— WHAT THE EXERCISE ASKS —
From the records, pick out and copy each line containing "hàng".

Records from a data source:
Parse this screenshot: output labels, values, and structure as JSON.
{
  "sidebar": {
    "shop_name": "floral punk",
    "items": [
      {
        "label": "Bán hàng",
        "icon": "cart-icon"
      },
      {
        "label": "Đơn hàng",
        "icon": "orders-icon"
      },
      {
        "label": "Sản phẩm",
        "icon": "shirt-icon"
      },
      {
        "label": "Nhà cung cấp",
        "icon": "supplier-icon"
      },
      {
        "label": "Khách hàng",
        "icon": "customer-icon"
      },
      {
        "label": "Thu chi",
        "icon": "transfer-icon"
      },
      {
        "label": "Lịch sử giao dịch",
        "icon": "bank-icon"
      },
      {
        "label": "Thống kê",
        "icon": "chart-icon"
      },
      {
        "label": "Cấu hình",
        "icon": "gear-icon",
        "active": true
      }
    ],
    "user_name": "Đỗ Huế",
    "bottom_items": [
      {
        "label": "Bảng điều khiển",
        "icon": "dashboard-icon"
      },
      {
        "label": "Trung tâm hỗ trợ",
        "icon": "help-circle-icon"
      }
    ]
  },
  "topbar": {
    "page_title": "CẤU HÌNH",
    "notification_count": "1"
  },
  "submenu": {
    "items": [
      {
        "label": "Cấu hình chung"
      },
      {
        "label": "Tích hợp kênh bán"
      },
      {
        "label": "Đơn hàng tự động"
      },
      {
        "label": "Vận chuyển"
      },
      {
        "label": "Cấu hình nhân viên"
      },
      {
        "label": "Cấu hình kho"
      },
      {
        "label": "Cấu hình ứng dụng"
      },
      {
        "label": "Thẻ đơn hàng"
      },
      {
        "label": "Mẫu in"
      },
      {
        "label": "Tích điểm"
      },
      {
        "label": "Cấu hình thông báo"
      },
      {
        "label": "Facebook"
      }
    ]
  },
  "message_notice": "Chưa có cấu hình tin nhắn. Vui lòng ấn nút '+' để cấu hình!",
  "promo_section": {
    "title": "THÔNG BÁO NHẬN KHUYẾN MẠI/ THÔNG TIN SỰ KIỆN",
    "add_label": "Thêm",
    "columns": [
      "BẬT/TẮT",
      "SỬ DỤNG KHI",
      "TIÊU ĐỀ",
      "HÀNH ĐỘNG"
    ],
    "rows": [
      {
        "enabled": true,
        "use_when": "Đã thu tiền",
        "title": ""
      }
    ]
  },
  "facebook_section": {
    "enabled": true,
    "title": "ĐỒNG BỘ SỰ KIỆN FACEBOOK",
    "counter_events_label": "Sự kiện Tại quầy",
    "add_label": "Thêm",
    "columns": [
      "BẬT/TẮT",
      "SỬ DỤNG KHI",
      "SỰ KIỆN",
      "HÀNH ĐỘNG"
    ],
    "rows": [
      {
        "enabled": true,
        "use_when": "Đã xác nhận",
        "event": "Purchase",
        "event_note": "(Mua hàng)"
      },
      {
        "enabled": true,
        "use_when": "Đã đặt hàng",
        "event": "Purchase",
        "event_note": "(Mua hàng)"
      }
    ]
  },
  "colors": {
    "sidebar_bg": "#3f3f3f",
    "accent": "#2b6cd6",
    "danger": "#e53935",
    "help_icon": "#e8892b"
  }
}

— CORRECT OUTPUT —
        "label": "Bán hàng",
        "label": "Đơn hàng",
        "label": "Khách hàng",
        "label": "Đơn hàng tự động"
        "label": "Thẻ đơn hàng"
        "event_note": "(Mua hàng)"
        "use_when": "Đã đặt hàng",
        "event_note": "(Mua hàng)"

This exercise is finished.